▸ **Task requirements**
Copy the records below exactly as they are written.

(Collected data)
Begin

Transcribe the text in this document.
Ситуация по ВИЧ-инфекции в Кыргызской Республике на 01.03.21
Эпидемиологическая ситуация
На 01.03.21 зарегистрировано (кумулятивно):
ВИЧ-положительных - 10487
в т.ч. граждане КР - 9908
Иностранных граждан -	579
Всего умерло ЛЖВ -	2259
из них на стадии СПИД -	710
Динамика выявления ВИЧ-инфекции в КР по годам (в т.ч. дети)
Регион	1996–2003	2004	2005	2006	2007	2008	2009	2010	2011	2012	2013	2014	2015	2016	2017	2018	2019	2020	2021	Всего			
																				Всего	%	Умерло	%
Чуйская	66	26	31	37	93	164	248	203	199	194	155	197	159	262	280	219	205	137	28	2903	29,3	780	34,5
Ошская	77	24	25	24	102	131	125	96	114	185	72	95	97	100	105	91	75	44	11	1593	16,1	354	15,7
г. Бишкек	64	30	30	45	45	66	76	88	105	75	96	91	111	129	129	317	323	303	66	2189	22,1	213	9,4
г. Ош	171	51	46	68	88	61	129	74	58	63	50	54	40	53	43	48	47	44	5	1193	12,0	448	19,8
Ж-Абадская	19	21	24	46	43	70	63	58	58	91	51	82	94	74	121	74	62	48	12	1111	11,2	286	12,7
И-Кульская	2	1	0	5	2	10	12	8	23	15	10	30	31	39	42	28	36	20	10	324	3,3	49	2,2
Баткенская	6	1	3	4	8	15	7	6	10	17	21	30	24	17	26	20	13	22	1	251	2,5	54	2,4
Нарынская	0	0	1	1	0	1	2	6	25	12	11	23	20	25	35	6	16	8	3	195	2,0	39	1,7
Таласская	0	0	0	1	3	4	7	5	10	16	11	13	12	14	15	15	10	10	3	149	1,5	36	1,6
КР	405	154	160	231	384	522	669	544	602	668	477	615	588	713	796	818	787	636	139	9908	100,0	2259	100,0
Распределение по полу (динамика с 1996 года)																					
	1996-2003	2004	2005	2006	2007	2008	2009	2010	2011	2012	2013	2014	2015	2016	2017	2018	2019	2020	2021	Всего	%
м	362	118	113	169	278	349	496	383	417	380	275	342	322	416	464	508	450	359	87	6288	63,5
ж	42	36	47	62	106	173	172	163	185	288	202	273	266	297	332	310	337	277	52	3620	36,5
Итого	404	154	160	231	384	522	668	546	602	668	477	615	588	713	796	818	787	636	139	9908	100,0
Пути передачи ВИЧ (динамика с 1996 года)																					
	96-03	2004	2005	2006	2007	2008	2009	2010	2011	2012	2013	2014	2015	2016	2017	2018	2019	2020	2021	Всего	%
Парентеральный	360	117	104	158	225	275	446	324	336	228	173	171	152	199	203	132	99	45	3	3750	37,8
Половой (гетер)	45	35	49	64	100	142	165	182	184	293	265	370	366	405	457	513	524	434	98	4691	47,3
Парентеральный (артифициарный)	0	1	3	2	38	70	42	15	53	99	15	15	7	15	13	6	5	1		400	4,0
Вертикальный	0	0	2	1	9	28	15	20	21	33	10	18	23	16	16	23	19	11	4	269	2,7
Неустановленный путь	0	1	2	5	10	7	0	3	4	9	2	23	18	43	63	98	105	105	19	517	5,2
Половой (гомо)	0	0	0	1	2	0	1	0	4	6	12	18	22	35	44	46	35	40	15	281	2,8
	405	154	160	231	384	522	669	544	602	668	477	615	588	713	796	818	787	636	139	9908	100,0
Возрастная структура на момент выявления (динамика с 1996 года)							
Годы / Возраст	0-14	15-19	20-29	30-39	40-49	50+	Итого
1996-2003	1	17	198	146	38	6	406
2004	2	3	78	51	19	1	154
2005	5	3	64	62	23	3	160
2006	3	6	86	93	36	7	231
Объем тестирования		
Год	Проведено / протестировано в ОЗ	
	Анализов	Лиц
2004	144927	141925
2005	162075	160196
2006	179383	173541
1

End

▸ **The reply**
Transcribe the text in this document.
Ситуация по ВИЧ-инфекции в Кыргызской Республике на 01.03.21
Эпидемиологическая ситуация
На 01.03.21 зарегистрировано (кумулятивно):
ВИЧ-положительных - 10487
в т.ч. граждане КР - 9908
Иностранных граждан -	579
Всего умерло ЛЖВ -	2259
из них на стадии СПИД -	710
Динамика выявления ВИЧ-инфекции в КР по годам (в т.ч. дети)
Регион	1996–2003	2004	2005	2006	2007	2008	2009	2010	2011	2012	2013	2014	2015	2016	2017	2018	2019	2020	2021	Всего			
																				Всего	%	Умерло	%
Чуйская	66	26	31	37	93	164	248	203	199	194	155	197	159	262	280	219	205	137	28	2903	29,3	780	34,5
Ошская	77	24	25	24	102	131	125	96	114	185	72	95	97	100	105	91	75	44	11	1593	16,1	354	15,7
г. Бишкек	64	30	30	45	45	66	76	88	105	75	96	91	111	129	129	317	323	303	66	2189	22,1	213	9,4
г. Ош	171	51	46	68	88	61	129	74	58	63	50	54	40	53	43	48	47	44	5	1193	12,0	448	19,8
Ж-Абадская	19	21	24	46	43	70	63	58	58	91	51	82	94	74	121	74	62	48	12	1111	11,2	286	12,7
И-Кульская	2	1	0	5	2	10	12	8	23	15	10	30	31	39	42	28	36	20	10	324	3,3	49	2,2
Баткенская	6	1	3	4	8	15	7	6	10	17	21	30	24	17	26	20	13	22	1	251	2,5	54	2,4
Нарынская	0	0	1	1	0	1	2	6	25	12	11	23	20	25	35	6	16	8	3	195	2,0	39	1,7
Таласская	0	0	0	1	3	4	7	5	10	16	11	13	12	14	15	15	10	10	3	149	1,5	36	1,6
КР	405	154	160	231	384	522	669	544	602	668	477	615	588	713	796	818	787	636	139	9908	100,0	2259	100,0
Распределение по полу (динамика с 1996 года)																					
	1996-2003	2004	2005	2006	2007	2008	2009	2010	2011	2012	2013	2014	2015	2016	2017	2018	2019	2020	2021	Всего	%
м	362	118	113	169	278	349	496	383	417	380	275	342	322	416	464	508	450	359	87	6288	63,5
ж	42	36	47	62	106	173	172	163	185	288	202	273	266	297	332	310	337	277	52	3620	36,5
Итого	404	154	160	231	384	522	668	546	602	668	477	615	588	713	796	818	787	636	139	9908	100,0
Пути передачи ВИЧ (динамика с 1996 года)																					
	96-03	2004	2005	2006	2007	2008	2009	2010	2011	2012	2013	2014	2015	2016	2017	2018	2019	2020	2021	Всего	%
Парентеральный	360	117	104	158	225	275	446	324	336	228	173	171	152	199	203	132	99	45	3	3750	37,8
Половой (гетер)	45	35	49	64	100	142	165	182	184	293	265	370	366	405	457	513	524	434	98	4691	47,3
Парентеральный (артифициарный)	0	1	3	2	38	70	42	15	53	99	15	15	7	15	13	6	5	1		400	4,0
Вертикальный	0	0	2	1	9	28	15	20	21	33	10	18	23	16	16	23	19	11	4	269	2,7
Неустановленный путь	0	1	2	5	10	7	0	3	4	9	2	23	18	43	63	98	105	105	19	517	5,2
Половой (гомо)	0	0	0	1	2	0	1	0	4	6	12	18	22	35	44	46	35	40	15	281	2,8
	405	154	160	231	384	522	669	544	602	668	477	615	588	713	796	818	787	636	139	9908	100,0
Возрастная структура на момент выявления (динамика с 1996 года)							
Годы / Возраст	0-14	15-19	20-29	30-39	40-49	50+	Итого
1996-2003	1	17	198	146	38	6	406
2004	2	3	78	51	19	1	154
2005	5	3	64	62	23	3	160
2006	3	6	86	93	36	7	231
Объем тестирования		
Год	Проведено / протестировано в ОЗ	
	Анализов	Лиц
2004	144927	141925
2005	162075	160196
2006	179383	173541
1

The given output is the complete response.